[[ Source extract, beginning ]]
The spread of the swine flu virus is undoubtedly cause for concern given the rapidly rising number of confirmed cases worldwide. In the EU we now have confirmed cases in the UK, Spain and Germany.
It is to Alan Johnson and Gordon Brown’s credit
that the UK is one of the most prepared countries in the world with a stockpile of anti-viral drugs and agreements in place with manufacturers of potential vaccines for their supply.Of course health is primarily a national competence. But the European Union can and does provide added value to the policies of national governments. In a continent such as ours, in which we are so interdependent and where we enjoy free movement of people, it makes sense to coordinate surveillance efforts, exchange expertise and best practice and ensure measures implemented to tackle outbreaks are consistent, complementary and effective.
In 2005 the European Centre for Disease Prevention and Control (ECDC) was established with a remit to strengthen our defences against infectious diseases. It works with national authorities to strengthen and develop continent-wide surveillance and supports the EU’s Early Warning Response System, which keeps all competent health authorities in permanent contact with one another.
This early warning system is playing a large part in the EU’s response to swine flu and tomorrow in Luxembourg there is a meeting between EU Health Ministers.
The EU has learned from the experience gained from the SARS outbreak and avian influenza and thanks to the ECDC and the Early Warning Response System it now has much more robust surveillance and alert mechanisms in place than in the past.
[[ Source extract, end ]]
[[ Entries provided, beginning ]]
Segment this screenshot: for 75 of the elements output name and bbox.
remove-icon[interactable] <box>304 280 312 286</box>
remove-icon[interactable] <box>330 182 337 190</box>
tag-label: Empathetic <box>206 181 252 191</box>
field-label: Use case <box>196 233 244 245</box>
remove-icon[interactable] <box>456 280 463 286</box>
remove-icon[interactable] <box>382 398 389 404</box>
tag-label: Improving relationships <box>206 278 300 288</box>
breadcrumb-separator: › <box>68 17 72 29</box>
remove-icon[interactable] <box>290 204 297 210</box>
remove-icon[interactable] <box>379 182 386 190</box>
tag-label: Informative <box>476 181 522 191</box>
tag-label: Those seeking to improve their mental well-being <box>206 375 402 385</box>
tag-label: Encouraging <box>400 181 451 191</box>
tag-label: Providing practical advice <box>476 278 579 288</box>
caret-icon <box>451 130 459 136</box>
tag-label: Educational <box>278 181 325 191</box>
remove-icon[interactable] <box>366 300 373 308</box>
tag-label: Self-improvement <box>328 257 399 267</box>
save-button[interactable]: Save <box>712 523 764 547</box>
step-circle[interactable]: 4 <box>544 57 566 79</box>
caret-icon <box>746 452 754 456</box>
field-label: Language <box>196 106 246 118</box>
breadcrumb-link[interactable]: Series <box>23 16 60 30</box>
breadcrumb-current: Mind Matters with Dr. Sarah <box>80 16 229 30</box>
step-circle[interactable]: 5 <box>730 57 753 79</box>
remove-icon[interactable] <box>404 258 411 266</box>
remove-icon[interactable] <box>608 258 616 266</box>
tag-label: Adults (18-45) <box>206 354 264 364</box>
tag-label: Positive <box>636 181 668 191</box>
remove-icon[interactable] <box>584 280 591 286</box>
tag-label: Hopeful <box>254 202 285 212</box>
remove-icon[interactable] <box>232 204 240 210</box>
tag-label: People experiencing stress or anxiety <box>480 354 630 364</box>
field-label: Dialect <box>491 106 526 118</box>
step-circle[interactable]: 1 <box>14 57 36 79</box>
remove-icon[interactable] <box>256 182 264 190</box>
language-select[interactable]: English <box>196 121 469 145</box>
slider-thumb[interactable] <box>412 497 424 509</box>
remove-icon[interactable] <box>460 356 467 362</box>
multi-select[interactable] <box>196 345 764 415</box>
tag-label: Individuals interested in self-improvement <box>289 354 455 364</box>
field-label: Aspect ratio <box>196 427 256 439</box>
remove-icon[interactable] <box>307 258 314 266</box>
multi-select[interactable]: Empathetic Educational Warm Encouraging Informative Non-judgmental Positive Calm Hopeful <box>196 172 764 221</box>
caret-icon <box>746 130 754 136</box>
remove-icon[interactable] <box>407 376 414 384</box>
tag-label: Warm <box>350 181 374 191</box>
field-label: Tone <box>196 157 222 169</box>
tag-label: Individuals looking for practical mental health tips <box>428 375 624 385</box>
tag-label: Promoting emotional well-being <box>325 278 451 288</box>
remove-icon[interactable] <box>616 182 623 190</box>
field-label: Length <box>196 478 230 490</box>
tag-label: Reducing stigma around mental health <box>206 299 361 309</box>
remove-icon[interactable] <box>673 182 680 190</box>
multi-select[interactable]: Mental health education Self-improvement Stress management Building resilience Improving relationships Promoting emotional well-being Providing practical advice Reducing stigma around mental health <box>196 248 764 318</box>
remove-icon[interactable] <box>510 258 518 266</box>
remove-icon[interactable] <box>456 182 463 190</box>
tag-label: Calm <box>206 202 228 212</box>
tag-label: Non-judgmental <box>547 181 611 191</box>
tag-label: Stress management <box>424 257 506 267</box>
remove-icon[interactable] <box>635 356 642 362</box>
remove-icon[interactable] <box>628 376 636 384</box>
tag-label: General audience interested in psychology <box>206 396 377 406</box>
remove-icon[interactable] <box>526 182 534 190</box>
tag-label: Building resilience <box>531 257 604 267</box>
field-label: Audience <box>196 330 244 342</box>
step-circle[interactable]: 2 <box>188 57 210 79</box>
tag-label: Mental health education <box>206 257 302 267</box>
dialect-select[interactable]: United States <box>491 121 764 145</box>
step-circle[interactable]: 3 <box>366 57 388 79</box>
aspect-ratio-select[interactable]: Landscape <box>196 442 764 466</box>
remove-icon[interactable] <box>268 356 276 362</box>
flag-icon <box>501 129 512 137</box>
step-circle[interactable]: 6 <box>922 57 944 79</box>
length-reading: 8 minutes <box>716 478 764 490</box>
[[ Entries provided, end ]]
→ What the task asks: Echo the stretch of the swine flu text from "The spread of" through "Spain and Germany.", word for word. The saved entries are separate material and have no connection to the swine flu text.

→ Result of this exercise:
The spread of the swine flu virus is undoubtedly cause for concern given the rapidly rising number of confirmed cases worldwide. In the EU we now have confirmed cases in the UK, Spain and Germany.